Stored records:
= = = = =

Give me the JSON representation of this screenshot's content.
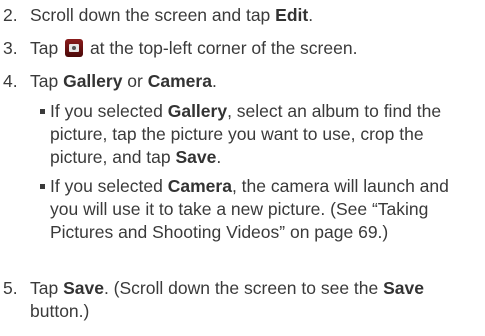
{
  "steps": [
    {
      "num": "2.",
      "pre": "Scroll down the screen and tap ",
      "bold": "Edit",
      "post": "."
    },
    {
      "num": "3.",
      "pre": "Tap ",
      "icon": "camera-icon",
      "post": " at the top-left corner of the screen."
    },
    {
      "num": "4.",
      "pre": "Tap ",
      "bold1": "Gallery",
      "mid": " or ",
      "bold2": "Camera",
      "post": "."
    },
    {
      "num": "5.",
      "pre": "Tap ",
      "bold1": "Save",
      "mid": ". (Scroll down the screen to see the ",
      "bold2": "Save",
      "post": "button.)"
    }
  ],
  "bullets": [
    {
      "pre": "If you selected ",
      "bold": "Gallery",
      "post": ", select an album to find the picture, tap the picture you want to use, crop the picture, and tap ",
      "bold2": "Save",
      "end": "."
    },
    {
      "pre": "If you selected ",
      "bold": "Camera",
      "post": ", the camera will launch and you will use it to take a new picture. (See “Taking Pictures and Shooting Videos” on page 69.)"
    }
  ],
  "colors": {
    "text": "#3a3a3a",
    "icon_bg": "#6b1212"
  }
}
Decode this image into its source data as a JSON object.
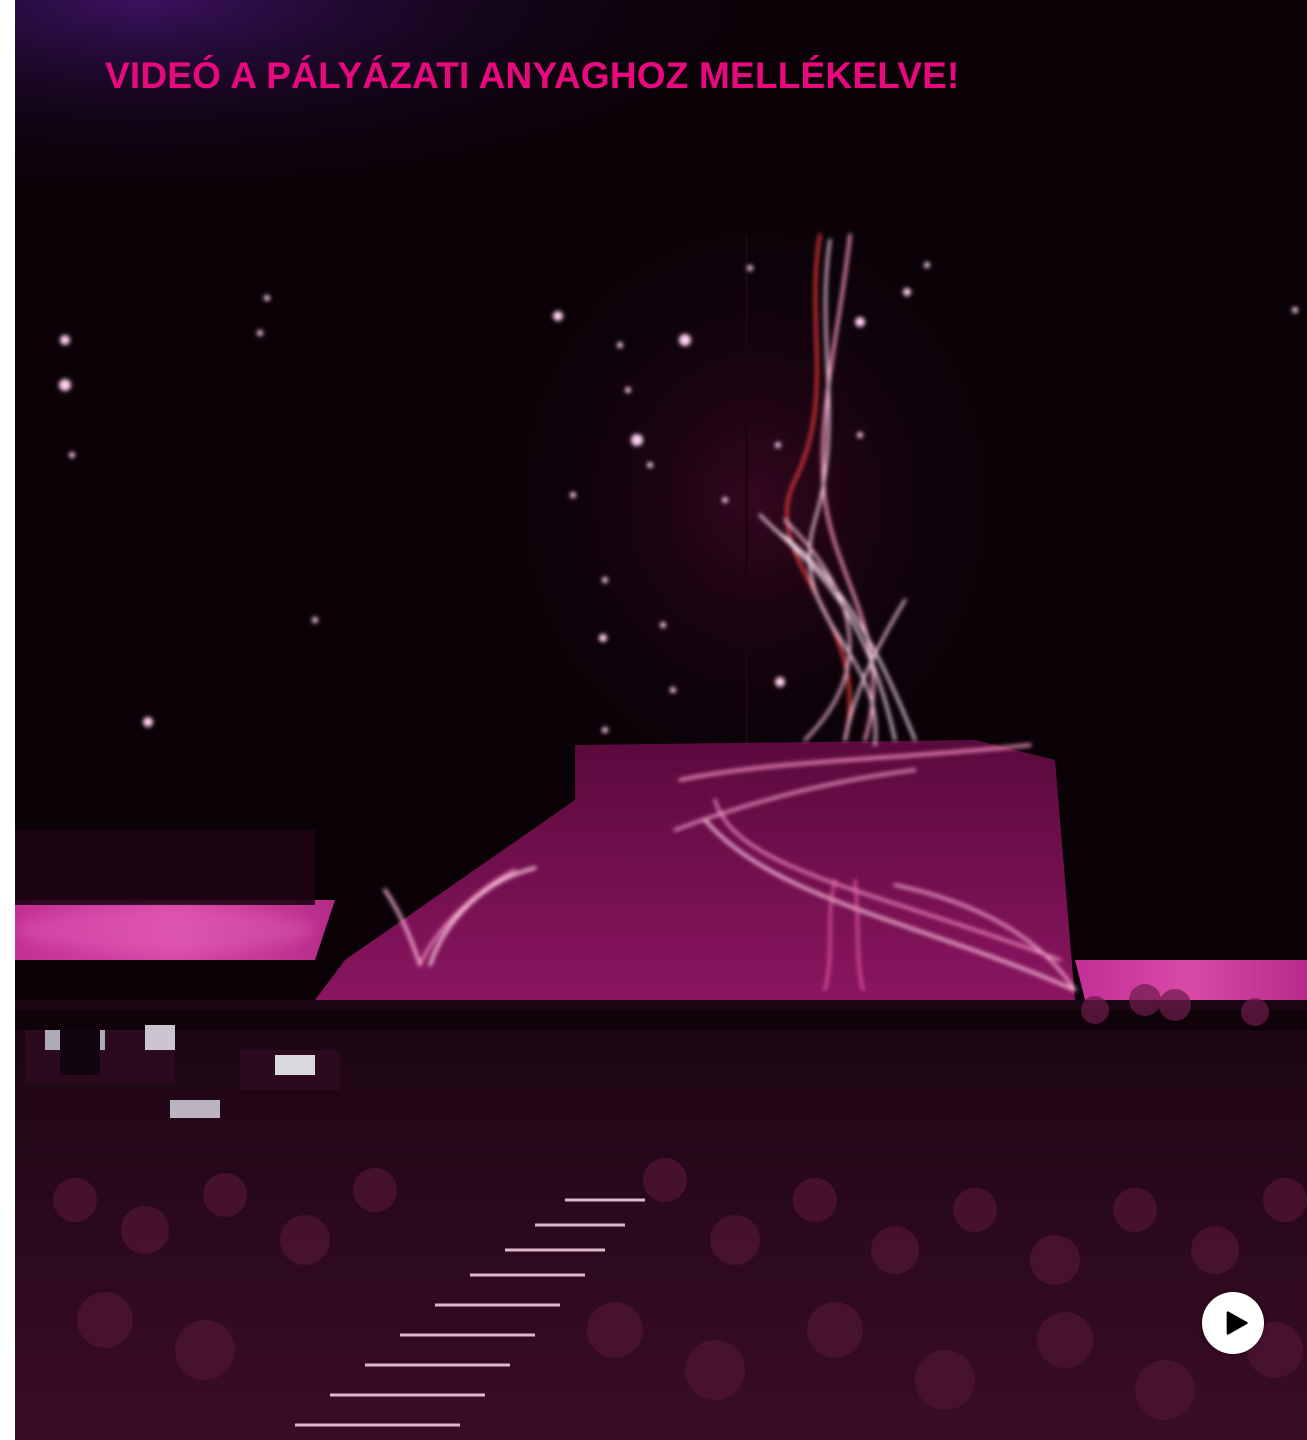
{
  "overlay": {
    "caption": "VIDEÓ A PÁLYÁZATI ANYAGHOZ MELLÉKELVE!",
    "caption_color": "#e8097e"
  },
  "media": {
    "icon": "play-icon"
  },
  "colors": {
    "background": "#0b0208",
    "stage_magenta": "#b0186e",
    "light_streak": "#ff9ac8",
    "red_streak": "#e83a3a"
  }
}
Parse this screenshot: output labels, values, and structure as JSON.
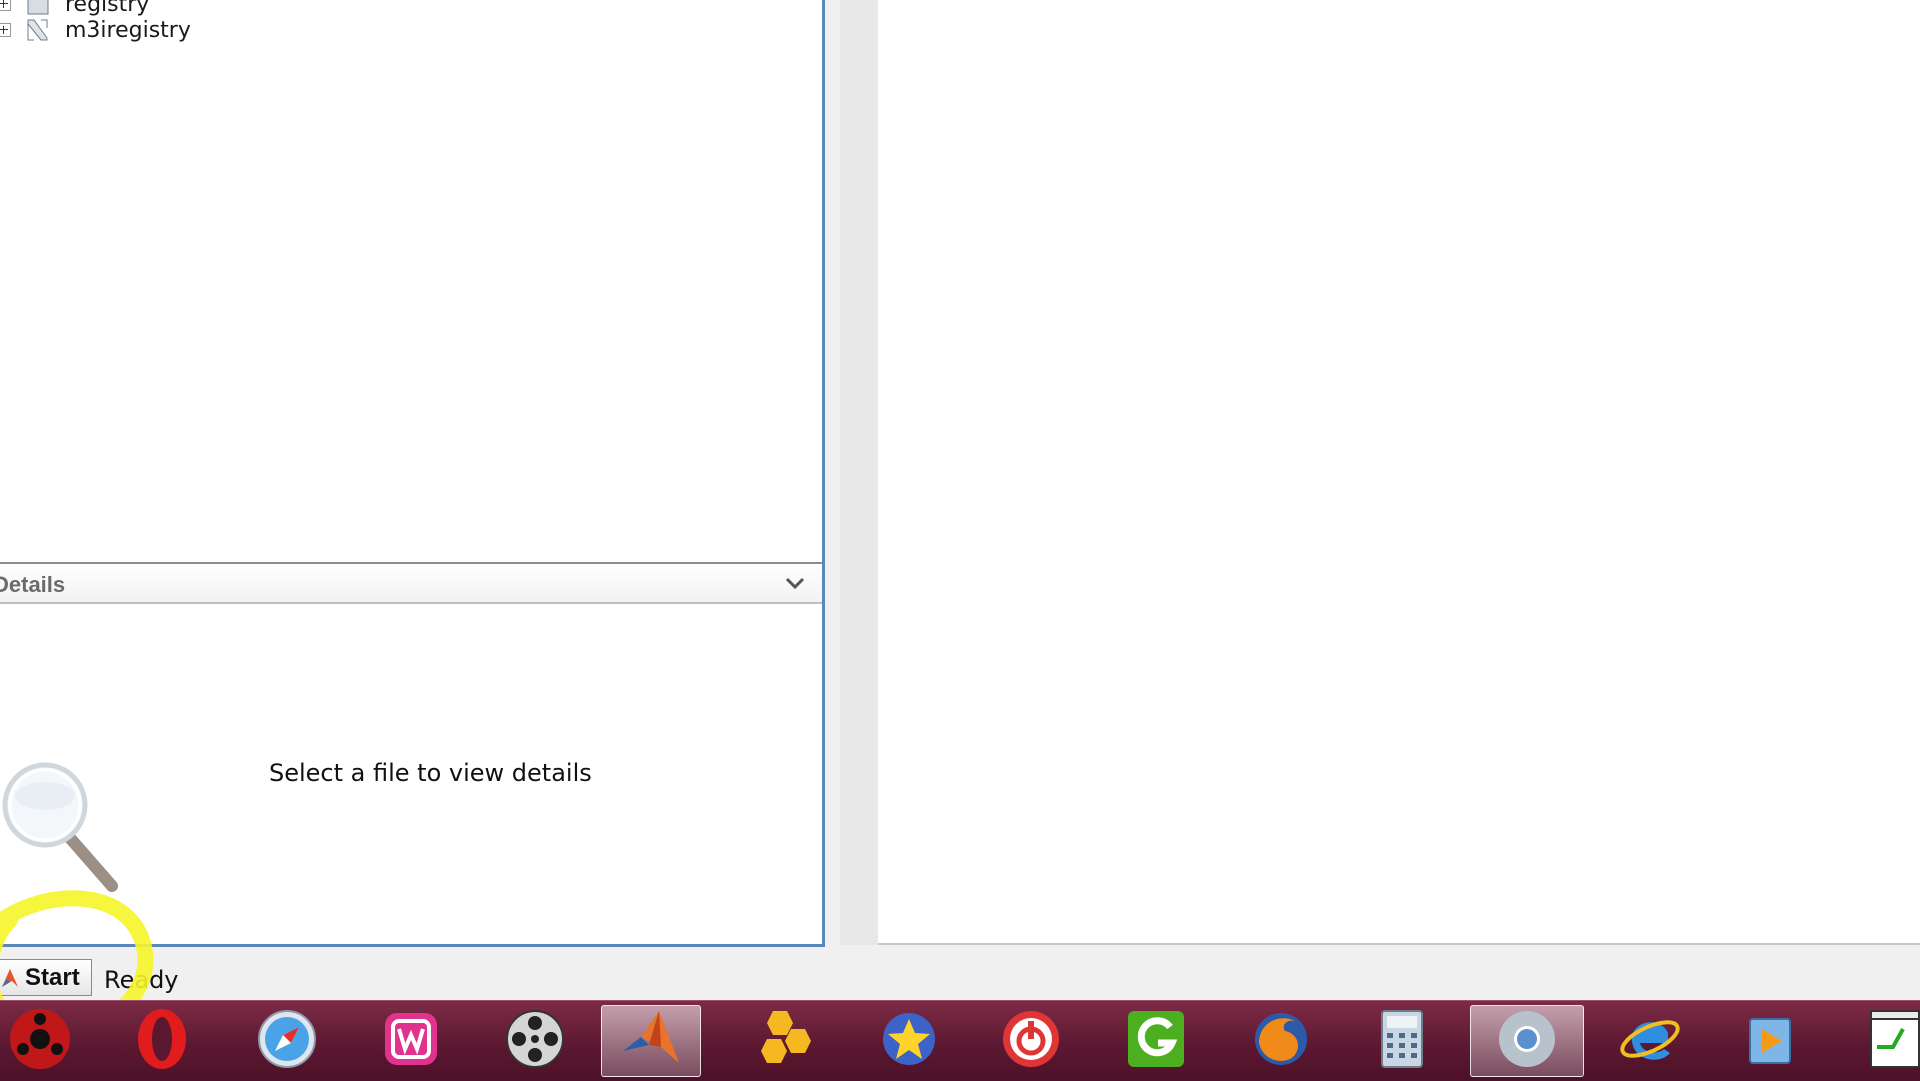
{
  "folder_tree": {
    "items": [
      {
        "label": "registry"
      },
      {
        "label": "m3iregistry"
      }
    ]
  },
  "details": {
    "title": "Details",
    "empty_message": "Select a file to view details"
  },
  "status_bar": {
    "start_label": "Start",
    "status": "Ready"
  },
  "taskbar": {
    "items": [
      {
        "icon": "sharingan-icon"
      },
      {
        "icon": "opera-icon"
      },
      {
        "icon": "safari-icon"
      },
      {
        "icon": "wamp-icon"
      },
      {
        "icon": "film-reel-icon"
      },
      {
        "icon": "matlab-icon",
        "active": true
      },
      {
        "icon": "honeycomb-icon"
      },
      {
        "icon": "star-icon"
      },
      {
        "icon": "power-icon"
      },
      {
        "icon": "grammarly-icon"
      },
      {
        "icon": "firefox-icon"
      },
      {
        "icon": "calculator-icon"
      },
      {
        "icon": "chrome-icon",
        "active": true
      },
      {
        "icon": "internet-explorer-icon"
      },
      {
        "icon": "media-player-icon"
      },
      {
        "icon": "notepad-plus-plus-icon"
      }
    ]
  },
  "colors": {
    "panel_border": "#5b87b9",
    "taskbar": "#5a1730",
    "annotation": "#f5f52a"
  }
}
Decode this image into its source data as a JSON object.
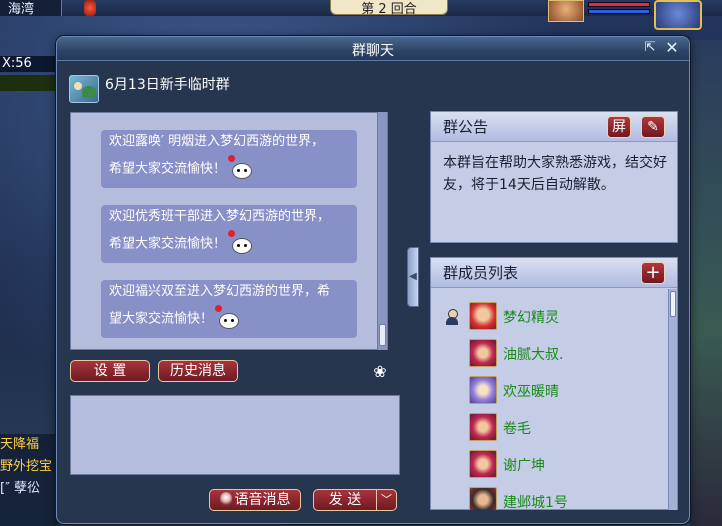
{
  "hud": {
    "map_name": "海湾",
    "round_text": "第 2 回合",
    "coords": "X:56",
    "left_chat": [
      {
        "text": "天降福",
        "color": "#ffd040"
      },
      {
        "text": "野外挖宝",
        "color": "#ffd040"
      },
      {
        "text": "[″ 孽彸",
        "color": "#e0e8ff"
      }
    ],
    "hp_color": "#e03030",
    "mp_color": "#3060e0"
  },
  "dialog": {
    "title": "群聊天",
    "group_name": "6月13日新手临时群",
    "messages": [
      {
        "line1": "欢迎露唤′ 明烟进入梦幻西游的世界，",
        "line2": "希望大家交流愉快！"
      },
      {
        "line1": "欢迎优秀班干部进入梦幻西游的世界，",
        "line2": "希望大家交流愉快！"
      },
      {
        "line1": "欢迎福兴双至进入梦幻西游的世界，希",
        "line2": "望大家交流愉快！"
      }
    ],
    "settings_label": "设 置",
    "history_label": "历史消息",
    "voice_label": "语音消息",
    "send_label": "发 送",
    "send_arrow": "﹀"
  },
  "notice": {
    "title": "群公告",
    "block_label": "屏",
    "edit_label": "✎",
    "text": "本群旨在帮助大家熟悉游戏，结交好友，将于14天后自动解散。"
  },
  "members": {
    "title": "群成员列表",
    "add_label": "+",
    "name_color": "#1a8a1a",
    "list": [
      {
        "name": "梦幻精灵",
        "admin": true,
        "avatar": "red-hair-girl"
      },
      {
        "name": "油腻大叔.",
        "admin": false,
        "avatar": "red-hair-boy"
      },
      {
        "name": "欢巫暖晴",
        "admin": false,
        "avatar": "purple-hair-girl"
      },
      {
        "name": "卷毛",
        "admin": false,
        "avatar": "red-hair-boy"
      },
      {
        "name": "谢广坤",
        "admin": false,
        "avatar": "red-hair-boy"
      },
      {
        "name": "建邺城1号",
        "admin": false,
        "avatar": "dark-hair-warrior"
      }
    ]
  }
}
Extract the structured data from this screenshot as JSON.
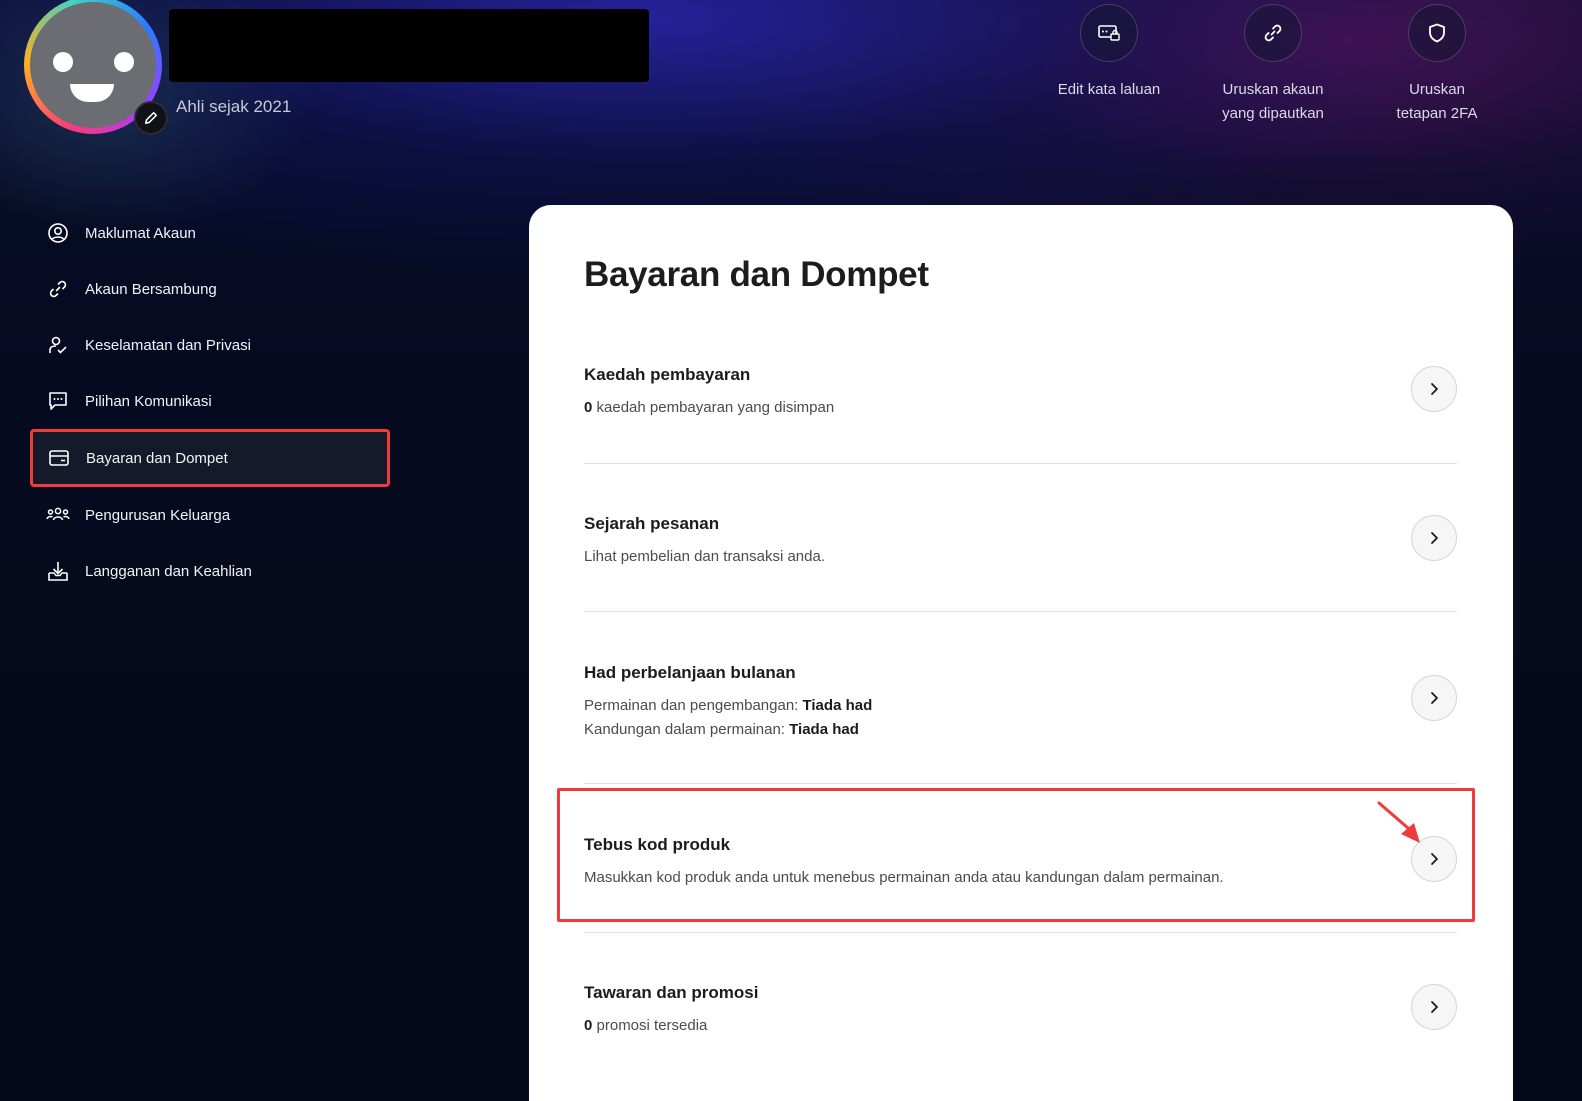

= = = = =

Return only those lines of the records that contain the string "down".

Solution to this exercise:
      "pre": "Scroll down the screen and tap ",
      "mid": ". (Scroll down the screen to see the ",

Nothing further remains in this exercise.